Given request:
Copy out each line of the material in which the word "Visitor" appears.
.....
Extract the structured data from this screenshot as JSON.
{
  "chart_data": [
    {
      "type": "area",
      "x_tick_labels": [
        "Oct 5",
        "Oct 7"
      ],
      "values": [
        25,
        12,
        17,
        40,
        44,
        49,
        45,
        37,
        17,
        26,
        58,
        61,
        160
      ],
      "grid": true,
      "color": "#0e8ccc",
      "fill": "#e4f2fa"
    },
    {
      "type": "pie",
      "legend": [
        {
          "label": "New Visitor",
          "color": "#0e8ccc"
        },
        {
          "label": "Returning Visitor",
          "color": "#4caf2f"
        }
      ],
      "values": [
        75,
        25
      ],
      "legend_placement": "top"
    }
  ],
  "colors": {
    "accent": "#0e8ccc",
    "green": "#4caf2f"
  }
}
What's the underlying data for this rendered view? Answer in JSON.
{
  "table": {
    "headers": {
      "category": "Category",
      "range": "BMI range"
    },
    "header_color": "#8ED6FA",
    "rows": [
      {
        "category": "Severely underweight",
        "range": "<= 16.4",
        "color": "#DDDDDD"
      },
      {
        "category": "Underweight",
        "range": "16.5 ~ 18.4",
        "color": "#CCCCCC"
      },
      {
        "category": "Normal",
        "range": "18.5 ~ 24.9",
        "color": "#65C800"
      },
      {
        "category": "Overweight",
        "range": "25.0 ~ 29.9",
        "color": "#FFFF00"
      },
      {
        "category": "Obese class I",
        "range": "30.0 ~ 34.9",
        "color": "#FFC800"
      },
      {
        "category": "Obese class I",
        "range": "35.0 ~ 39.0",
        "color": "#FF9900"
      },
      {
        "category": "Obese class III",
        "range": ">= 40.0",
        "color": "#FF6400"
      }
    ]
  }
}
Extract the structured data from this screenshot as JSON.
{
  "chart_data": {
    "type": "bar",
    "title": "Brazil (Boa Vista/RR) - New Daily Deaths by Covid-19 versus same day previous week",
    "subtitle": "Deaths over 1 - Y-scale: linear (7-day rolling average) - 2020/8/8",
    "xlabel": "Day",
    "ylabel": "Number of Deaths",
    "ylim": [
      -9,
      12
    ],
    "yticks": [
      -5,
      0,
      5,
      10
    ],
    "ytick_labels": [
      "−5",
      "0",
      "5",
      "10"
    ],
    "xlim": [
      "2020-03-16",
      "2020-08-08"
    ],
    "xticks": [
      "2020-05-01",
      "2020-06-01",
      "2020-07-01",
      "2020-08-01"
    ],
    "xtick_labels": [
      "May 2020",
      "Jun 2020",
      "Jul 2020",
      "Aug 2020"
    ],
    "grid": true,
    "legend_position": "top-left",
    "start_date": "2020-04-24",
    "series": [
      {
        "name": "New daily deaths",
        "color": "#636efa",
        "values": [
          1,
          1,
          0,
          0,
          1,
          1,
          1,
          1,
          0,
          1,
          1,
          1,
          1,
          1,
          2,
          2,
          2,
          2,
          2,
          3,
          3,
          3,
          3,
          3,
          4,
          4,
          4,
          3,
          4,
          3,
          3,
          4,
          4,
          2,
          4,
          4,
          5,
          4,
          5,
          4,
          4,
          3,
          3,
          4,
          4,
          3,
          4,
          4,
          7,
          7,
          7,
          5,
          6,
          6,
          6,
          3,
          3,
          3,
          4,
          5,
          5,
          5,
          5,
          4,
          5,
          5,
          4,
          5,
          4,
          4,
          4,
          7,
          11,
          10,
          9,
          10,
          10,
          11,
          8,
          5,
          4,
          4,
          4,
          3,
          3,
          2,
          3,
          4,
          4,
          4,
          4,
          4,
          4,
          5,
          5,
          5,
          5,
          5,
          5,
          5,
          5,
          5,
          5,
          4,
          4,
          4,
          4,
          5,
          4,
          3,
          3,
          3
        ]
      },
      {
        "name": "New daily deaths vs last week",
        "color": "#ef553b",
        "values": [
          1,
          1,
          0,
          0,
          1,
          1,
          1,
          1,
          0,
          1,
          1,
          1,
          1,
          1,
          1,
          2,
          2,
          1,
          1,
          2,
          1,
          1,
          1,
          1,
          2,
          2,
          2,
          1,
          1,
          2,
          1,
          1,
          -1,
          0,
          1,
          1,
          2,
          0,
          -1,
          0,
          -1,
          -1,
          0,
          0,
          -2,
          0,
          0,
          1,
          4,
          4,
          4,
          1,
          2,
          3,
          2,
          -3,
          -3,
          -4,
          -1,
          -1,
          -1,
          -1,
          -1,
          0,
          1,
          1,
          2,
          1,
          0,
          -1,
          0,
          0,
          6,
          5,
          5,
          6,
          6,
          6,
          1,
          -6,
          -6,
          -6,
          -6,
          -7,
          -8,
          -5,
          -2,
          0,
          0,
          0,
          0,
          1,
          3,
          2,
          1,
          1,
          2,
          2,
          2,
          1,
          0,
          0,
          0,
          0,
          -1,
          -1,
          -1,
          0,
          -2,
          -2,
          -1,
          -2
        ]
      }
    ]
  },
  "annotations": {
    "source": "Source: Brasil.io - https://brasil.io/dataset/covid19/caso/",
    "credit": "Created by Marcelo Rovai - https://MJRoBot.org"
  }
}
.....
Exercise result:
          "label": "New Visitor",
          "label": "Returning Visitor",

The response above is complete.